• **WHAT TO DO**
Repeat every line of the listing below exactly, minus the pictures.

** Start of AVAILABLE RECORDS **

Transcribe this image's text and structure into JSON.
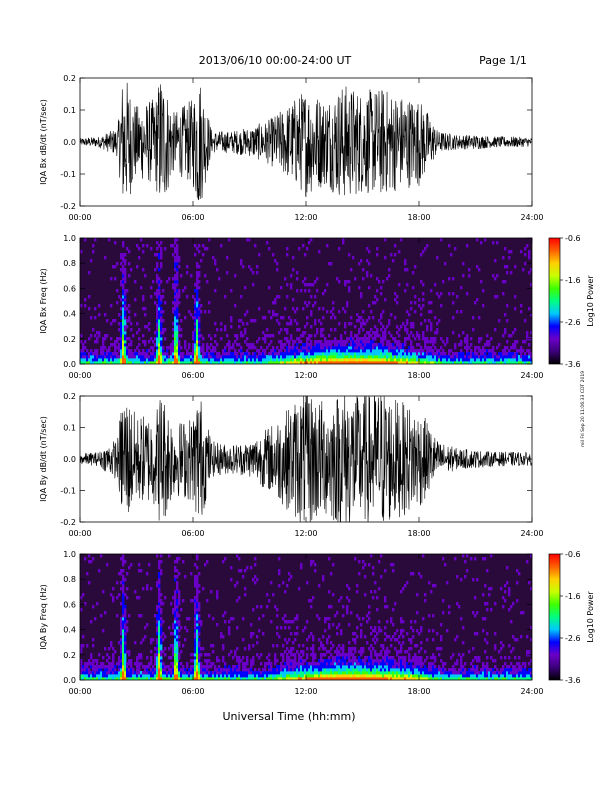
{
  "header": {
    "title": "2013/06/10  00:00-24:00 UT",
    "page": "Page 1/1"
  },
  "footer": {
    "xlabel": "Universal Time (hh:mm)"
  },
  "side_note": "mil Fri Sep 20 11:06:33 CDT 2019",
  "colors": {
    "trace": "#000000",
    "spectrogram_background": "#2a0a3a",
    "colorbar": [
      "#000000",
      "#3b007a",
      "#6a00c8",
      "#0000ff",
      "#00c8ff",
      "#00ff80",
      "#40ff00",
      "#c8ff00",
      "#ffd000",
      "#ff6000",
      "#ff0000"
    ]
  },
  "chart_data": [
    {
      "type": "line",
      "ylabel": "IQA Bx dB/dt (nT/sec)",
      "ylim": [
        -0.2,
        0.2
      ],
      "yticks": [
        "0.2",
        "0.1",
        "0.0",
        "-0.1",
        "-0.2"
      ],
      "xlim": [
        0,
        24
      ],
      "xticks": [
        "00:00",
        "06:00",
        "12:00",
        "18:00",
        "24:00"
      ],
      "x_unit": "hours UT",
      "envelope": {
        "x": [
          0,
          1,
          2,
          2.3,
          3,
          4,
          4.3,
          5,
          6,
          6.3,
          7,
          8,
          9,
          10,
          11,
          12,
          13,
          14,
          15,
          16,
          17,
          18,
          18.5,
          19,
          20,
          21,
          22,
          23,
          24
        ],
        "amplitude": [
          0.01,
          0.015,
          0.04,
          0.2,
          0.1,
          0.12,
          0.2,
          0.08,
          0.12,
          0.2,
          0.03,
          0.03,
          0.04,
          0.06,
          0.1,
          0.15,
          0.12,
          0.16,
          0.14,
          0.15,
          0.13,
          0.12,
          0.08,
          0.03,
          0.02,
          0.02,
          0.015,
          0.015,
          0.012
        ]
      }
    },
    {
      "type": "heatmap",
      "ylabel": "IQA Bx Freq (Hz)",
      "ylim": [
        0.0,
        1.0
      ],
      "yticks": [
        "1.0",
        "0.8",
        "0.6",
        "0.4",
        "0.2",
        "0.0"
      ],
      "xlim": [
        0,
        24
      ],
      "xticks": [
        "00:00",
        "06:00",
        "12:00",
        "18:00",
        "24:00"
      ],
      "colorbar": {
        "label": "Log10 Power",
        "range": [
          -3.6,
          -0.6
        ],
        "ticks": [
          "-0.6",
          "-1.6",
          "-2.6",
          "-3.6"
        ]
      },
      "bursts_hours": [
        2.3,
        4.2,
        5.1,
        6.2
      ],
      "enhanced_interval_hours": [
        9.5,
        19.5
      ]
    },
    {
      "type": "line",
      "ylabel": "IQA By dB/dt (nT/sec)",
      "ylim": [
        -0.2,
        0.2
      ],
      "yticks": [
        "0.2",
        "0.1",
        "0.0",
        "-0.1",
        "-0.2"
      ],
      "xlim": [
        0,
        24
      ],
      "xticks": [
        "00:00",
        "06:00",
        "12:00",
        "18:00",
        "24:00"
      ],
      "x_unit": "hours UT",
      "envelope": {
        "x": [
          0,
          1,
          2,
          2.3,
          3,
          4,
          4.3,
          5,
          6,
          6.3,
          7,
          8,
          9,
          10,
          11,
          12,
          13,
          14,
          15,
          16,
          17,
          18,
          18.5,
          19,
          20,
          21,
          22,
          23,
          24
        ],
        "amplitude": [
          0.015,
          0.02,
          0.06,
          0.2,
          0.12,
          0.13,
          0.2,
          0.1,
          0.12,
          0.2,
          0.05,
          0.04,
          0.05,
          0.09,
          0.14,
          0.2,
          0.16,
          0.2,
          0.18,
          0.2,
          0.16,
          0.14,
          0.1,
          0.05,
          0.03,
          0.025,
          0.02,
          0.02,
          0.018
        ]
      }
    },
    {
      "type": "heatmap",
      "ylabel": "IQA By Freq (Hz)",
      "ylim": [
        0.0,
        1.0
      ],
      "yticks": [
        "1.0",
        "0.8",
        "0.6",
        "0.4",
        "0.2",
        "0.0"
      ],
      "xlim": [
        0,
        24
      ],
      "xticks": [
        "00:00",
        "06:00",
        "12:00",
        "18:00",
        "24:00"
      ],
      "colorbar": {
        "label": "Log10 Power",
        "range": [
          -3.6,
          -0.6
        ],
        "ticks": [
          "-0.6",
          "-1.6",
          "-2.6",
          "-3.6"
        ]
      },
      "bursts_hours": [
        2.3,
        4.2,
        5.1,
        6.2
      ],
      "enhanced_interval_hours": [
        9.5,
        19.5
      ]
    }
  ]
}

** End of AVAILABLE RECORDS **

• **FINAL RESULT**
Transcribe this image's text and structure into JSON.
{
  "header": {
    "title": "2013/06/10  00:00-24:00 UT",
    "page": "Page 1/1"
  },
  "footer": {
    "xlabel": "Universal Time (hh:mm)"
  },
  "side_note": "mil Fri Sep 20 11:06:33 CDT 2019",
  "colors": {
    "trace": "#000000",
    "spectrogram_background": "#2a0a3a",
    "colorbar": [
      "#000000",
      "#3b007a",
      "#6a00c8",
      "#0000ff",
      "#00c8ff",
      "#00ff80",
      "#40ff00",
      "#c8ff00",
      "#ffd000",
      "#ff6000",
      "#ff0000"
    ]
  },
  "chart_data": [
    {
      "type": "line",
      "ylabel": "IQA Bx dB/dt (nT/sec)",
      "ylim": [
        -0.2,
        0.2
      ],
      "yticks": [
        "0.2",
        "0.1",
        "0.0",
        "-0.1",
        "-0.2"
      ],
      "xlim": [
        0,
        24
      ],
      "xticks": [
        "00:00",
        "06:00",
        "12:00",
        "18:00",
        "24:00"
      ],
      "x_unit": "hours UT",
      "envelope": {
        "x": [
          0,
          1,
          2,
          2.3,
          3,
          4,
          4.3,
          5,
          6,
          6.3,
          7,
          8,
          9,
          10,
          11,
          12,
          13,
          14,
          15,
          16,
          17,
          18,
          18.5,
          19,
          20,
          21,
          22,
          23,
          24
        ],
        "amplitude": [
          0.01,
          0.015,
          0.04,
          0.2,
          0.1,
          0.12,
          0.2,
          0.08,
          0.12,
          0.2,
          0.03,
          0.03,
          0.04,
          0.06,
          0.1,
          0.15,
          0.12,
          0.16,
          0.14,
          0.15,
          0.13,
          0.12,
          0.08,
          0.03,
          0.02,
          0.02,
          0.015,
          0.015,
          0.012
        ]
      }
    },
    {
      "type": "heatmap",
      "ylabel": "IQA Bx Freq (Hz)",
      "ylim": [
        0.0,
        1.0
      ],
      "yticks": [
        "1.0",
        "0.8",
        "0.6",
        "0.4",
        "0.2",
        "0.0"
      ],
      "xlim": [
        0,
        24
      ],
      "xticks": [
        "00:00",
        "06:00",
        "12:00",
        "18:00",
        "24:00"
      ],
      "colorbar": {
        "label": "Log10 Power",
        "range": [
          -3.6,
          -0.6
        ],
        "ticks": [
          "-0.6",
          "-1.6",
          "-2.6",
          "-3.6"
        ]
      },
      "bursts_hours": [
        2.3,
        4.2,
        5.1,
        6.2
      ],
      "enhanced_interval_hours": [
        9.5,
        19.5
      ]
    },
    {
      "type": "line",
      "ylabel": "IQA By dB/dt (nT/sec)",
      "ylim": [
        -0.2,
        0.2
      ],
      "yticks": [
        "0.2",
        "0.1",
        "0.0",
        "-0.1",
        "-0.2"
      ],
      "xlim": [
        0,
        24
      ],
      "xticks": [
        "00:00",
        "06:00",
        "12:00",
        "18:00",
        "24:00"
      ],
      "x_unit": "hours UT",
      "envelope": {
        "x": [
          0,
          1,
          2,
          2.3,
          3,
          4,
          4.3,
          5,
          6,
          6.3,
          7,
          8,
          9,
          10,
          11,
          12,
          13,
          14,
          15,
          16,
          17,
          18,
          18.5,
          19,
          20,
          21,
          22,
          23,
          24
        ],
        "amplitude": [
          0.015,
          0.02,
          0.06,
          0.2,
          0.12,
          0.13,
          0.2,
          0.1,
          0.12,
          0.2,
          0.05,
          0.04,
          0.05,
          0.09,
          0.14,
          0.2,
          0.16,
          0.2,
          0.18,
          0.2,
          0.16,
          0.14,
          0.1,
          0.05,
          0.03,
          0.025,
          0.02,
          0.02,
          0.018
        ]
      }
    },
    {
      "type": "heatmap",
      "ylabel": "IQA By Freq (Hz)",
      "ylim": [
        0.0,
        1.0
      ],
      "yticks": [
        "1.0",
        "0.8",
        "0.6",
        "0.4",
        "0.2",
        "0.0"
      ],
      "xlim": [
        0,
        24
      ],
      "xticks": [
        "00:00",
        "06:00",
        "12:00",
        "18:00",
        "24:00"
      ],
      "colorbar": {
        "label": "Log10 Power",
        "range": [
          -3.6,
          -0.6
        ],
        "ticks": [
          "-0.6",
          "-1.6",
          "-2.6",
          "-3.6"
        ]
      },
      "bursts_hours": [
        2.3,
        4.2,
        5.1,
        6.2
      ],
      "enhanced_interval_hours": [
        9.5,
        19.5
      ]
    }
  ]
}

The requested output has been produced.